● WHAT THE TASK ASKS:
Go through the listing and copy each line with the string "Josef".

● GIVEN DATA:

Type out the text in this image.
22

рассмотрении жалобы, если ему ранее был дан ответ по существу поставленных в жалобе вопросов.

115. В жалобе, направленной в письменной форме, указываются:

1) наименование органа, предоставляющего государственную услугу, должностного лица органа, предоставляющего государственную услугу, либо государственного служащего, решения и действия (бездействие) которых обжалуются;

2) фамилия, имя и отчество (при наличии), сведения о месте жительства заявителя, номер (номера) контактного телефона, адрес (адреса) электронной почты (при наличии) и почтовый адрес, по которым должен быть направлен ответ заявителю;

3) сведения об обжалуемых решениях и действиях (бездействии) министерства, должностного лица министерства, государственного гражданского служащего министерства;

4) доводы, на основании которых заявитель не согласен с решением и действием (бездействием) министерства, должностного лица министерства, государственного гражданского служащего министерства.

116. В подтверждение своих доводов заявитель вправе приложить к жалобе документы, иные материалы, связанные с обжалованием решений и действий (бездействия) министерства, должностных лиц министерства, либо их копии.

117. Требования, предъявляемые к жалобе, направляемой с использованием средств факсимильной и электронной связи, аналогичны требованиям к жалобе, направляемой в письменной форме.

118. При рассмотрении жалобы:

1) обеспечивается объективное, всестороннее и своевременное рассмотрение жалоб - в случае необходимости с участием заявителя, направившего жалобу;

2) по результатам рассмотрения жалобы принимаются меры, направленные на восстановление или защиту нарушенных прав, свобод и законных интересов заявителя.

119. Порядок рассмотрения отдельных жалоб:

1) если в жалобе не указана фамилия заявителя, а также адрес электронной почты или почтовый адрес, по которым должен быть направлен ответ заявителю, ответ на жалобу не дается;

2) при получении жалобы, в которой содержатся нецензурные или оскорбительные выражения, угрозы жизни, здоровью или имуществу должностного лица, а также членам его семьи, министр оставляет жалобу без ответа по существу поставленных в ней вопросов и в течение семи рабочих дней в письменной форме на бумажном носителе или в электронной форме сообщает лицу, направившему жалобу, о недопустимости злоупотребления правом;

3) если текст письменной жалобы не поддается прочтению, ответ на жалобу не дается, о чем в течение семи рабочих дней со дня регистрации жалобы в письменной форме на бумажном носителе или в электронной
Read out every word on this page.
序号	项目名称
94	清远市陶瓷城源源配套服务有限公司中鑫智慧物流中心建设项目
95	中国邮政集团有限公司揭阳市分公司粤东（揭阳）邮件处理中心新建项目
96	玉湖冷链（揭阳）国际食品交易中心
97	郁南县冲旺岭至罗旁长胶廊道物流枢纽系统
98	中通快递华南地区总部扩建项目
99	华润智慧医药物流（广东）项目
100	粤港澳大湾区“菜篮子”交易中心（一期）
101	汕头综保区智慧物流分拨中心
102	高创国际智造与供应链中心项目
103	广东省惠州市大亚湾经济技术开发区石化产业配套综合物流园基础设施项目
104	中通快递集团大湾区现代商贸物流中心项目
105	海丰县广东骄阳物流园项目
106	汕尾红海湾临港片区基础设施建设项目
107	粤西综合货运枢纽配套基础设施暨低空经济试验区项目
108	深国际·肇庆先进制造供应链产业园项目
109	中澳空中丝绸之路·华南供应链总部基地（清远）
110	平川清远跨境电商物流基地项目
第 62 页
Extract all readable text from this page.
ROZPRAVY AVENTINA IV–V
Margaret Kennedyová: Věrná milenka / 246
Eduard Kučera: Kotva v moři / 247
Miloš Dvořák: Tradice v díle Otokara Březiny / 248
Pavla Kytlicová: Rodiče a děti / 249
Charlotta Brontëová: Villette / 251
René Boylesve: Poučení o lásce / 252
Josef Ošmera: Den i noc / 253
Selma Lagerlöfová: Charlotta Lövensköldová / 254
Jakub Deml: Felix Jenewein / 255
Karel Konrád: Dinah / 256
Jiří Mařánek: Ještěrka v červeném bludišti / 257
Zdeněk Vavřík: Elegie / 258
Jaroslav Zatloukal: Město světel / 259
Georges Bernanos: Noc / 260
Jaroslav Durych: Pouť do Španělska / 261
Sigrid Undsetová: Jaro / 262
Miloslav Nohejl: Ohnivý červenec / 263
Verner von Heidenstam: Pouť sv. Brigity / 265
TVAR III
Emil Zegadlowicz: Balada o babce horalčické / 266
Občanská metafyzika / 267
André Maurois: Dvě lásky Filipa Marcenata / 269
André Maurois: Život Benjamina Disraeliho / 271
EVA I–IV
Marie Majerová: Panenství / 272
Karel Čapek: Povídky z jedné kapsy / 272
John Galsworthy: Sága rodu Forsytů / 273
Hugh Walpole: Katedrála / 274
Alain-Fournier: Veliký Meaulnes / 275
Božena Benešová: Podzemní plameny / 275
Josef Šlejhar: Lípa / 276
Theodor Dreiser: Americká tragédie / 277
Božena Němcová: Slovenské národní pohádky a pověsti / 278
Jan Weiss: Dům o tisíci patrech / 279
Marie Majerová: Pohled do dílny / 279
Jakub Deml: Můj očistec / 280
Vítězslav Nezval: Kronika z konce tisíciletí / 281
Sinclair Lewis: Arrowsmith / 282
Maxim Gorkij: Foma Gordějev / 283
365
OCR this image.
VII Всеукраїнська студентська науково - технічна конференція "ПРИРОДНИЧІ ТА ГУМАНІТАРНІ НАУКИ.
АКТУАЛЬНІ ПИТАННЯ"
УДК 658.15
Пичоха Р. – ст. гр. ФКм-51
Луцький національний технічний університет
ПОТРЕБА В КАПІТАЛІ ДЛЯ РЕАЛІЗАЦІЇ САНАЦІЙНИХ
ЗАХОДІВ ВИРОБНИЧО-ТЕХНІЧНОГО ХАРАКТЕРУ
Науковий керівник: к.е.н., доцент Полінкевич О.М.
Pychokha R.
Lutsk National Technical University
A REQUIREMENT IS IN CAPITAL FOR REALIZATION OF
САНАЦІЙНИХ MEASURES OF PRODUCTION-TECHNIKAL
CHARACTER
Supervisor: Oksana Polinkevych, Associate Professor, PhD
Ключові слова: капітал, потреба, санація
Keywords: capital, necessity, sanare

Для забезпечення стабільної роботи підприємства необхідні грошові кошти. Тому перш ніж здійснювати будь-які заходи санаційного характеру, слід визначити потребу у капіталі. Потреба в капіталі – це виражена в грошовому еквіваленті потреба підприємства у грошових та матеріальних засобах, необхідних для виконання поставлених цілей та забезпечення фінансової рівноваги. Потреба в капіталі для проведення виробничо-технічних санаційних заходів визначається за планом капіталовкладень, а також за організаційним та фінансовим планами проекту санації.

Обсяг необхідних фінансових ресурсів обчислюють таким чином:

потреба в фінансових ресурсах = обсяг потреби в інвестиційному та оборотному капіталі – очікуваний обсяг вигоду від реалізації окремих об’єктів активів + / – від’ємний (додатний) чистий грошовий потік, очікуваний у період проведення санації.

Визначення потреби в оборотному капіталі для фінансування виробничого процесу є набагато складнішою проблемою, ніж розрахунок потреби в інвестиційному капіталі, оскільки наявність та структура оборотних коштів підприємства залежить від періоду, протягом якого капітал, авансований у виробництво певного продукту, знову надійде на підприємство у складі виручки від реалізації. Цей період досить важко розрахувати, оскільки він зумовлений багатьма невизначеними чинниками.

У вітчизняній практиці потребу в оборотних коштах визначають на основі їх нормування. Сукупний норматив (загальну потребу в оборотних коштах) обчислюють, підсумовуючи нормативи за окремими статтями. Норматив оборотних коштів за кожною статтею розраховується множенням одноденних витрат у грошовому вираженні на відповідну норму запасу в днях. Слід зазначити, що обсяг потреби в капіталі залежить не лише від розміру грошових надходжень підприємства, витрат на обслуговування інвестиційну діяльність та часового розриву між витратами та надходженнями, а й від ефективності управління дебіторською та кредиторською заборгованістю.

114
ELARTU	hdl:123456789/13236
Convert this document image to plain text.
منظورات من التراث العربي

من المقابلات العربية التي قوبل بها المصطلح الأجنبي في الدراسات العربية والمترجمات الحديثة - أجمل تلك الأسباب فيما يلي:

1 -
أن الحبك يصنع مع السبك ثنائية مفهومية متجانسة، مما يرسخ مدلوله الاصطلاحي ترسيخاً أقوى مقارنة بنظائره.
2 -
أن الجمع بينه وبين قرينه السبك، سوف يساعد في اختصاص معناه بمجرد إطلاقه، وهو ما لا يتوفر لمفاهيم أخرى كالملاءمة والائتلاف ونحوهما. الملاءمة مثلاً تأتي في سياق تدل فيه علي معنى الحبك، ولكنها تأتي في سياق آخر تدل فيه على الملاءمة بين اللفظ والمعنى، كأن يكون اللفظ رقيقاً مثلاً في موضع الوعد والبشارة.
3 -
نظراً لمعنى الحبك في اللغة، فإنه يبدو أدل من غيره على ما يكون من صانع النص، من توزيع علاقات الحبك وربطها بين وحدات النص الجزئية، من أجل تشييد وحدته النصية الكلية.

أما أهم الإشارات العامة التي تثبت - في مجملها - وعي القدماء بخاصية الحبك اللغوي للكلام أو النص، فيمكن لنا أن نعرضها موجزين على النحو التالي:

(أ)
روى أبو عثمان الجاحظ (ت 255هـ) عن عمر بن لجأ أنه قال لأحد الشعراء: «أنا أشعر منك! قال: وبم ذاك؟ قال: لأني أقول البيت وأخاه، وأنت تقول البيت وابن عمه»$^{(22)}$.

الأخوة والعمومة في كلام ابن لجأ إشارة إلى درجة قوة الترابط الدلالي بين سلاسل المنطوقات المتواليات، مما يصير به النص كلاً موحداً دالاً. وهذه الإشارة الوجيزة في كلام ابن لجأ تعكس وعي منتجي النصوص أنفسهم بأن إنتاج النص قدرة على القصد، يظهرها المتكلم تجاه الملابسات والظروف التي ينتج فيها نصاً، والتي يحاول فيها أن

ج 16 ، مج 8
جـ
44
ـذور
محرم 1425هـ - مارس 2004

● ANSWER IN FULL:
Josef Ošmera: Den i noc / 253
Josef Šlejhar: Lípa / 276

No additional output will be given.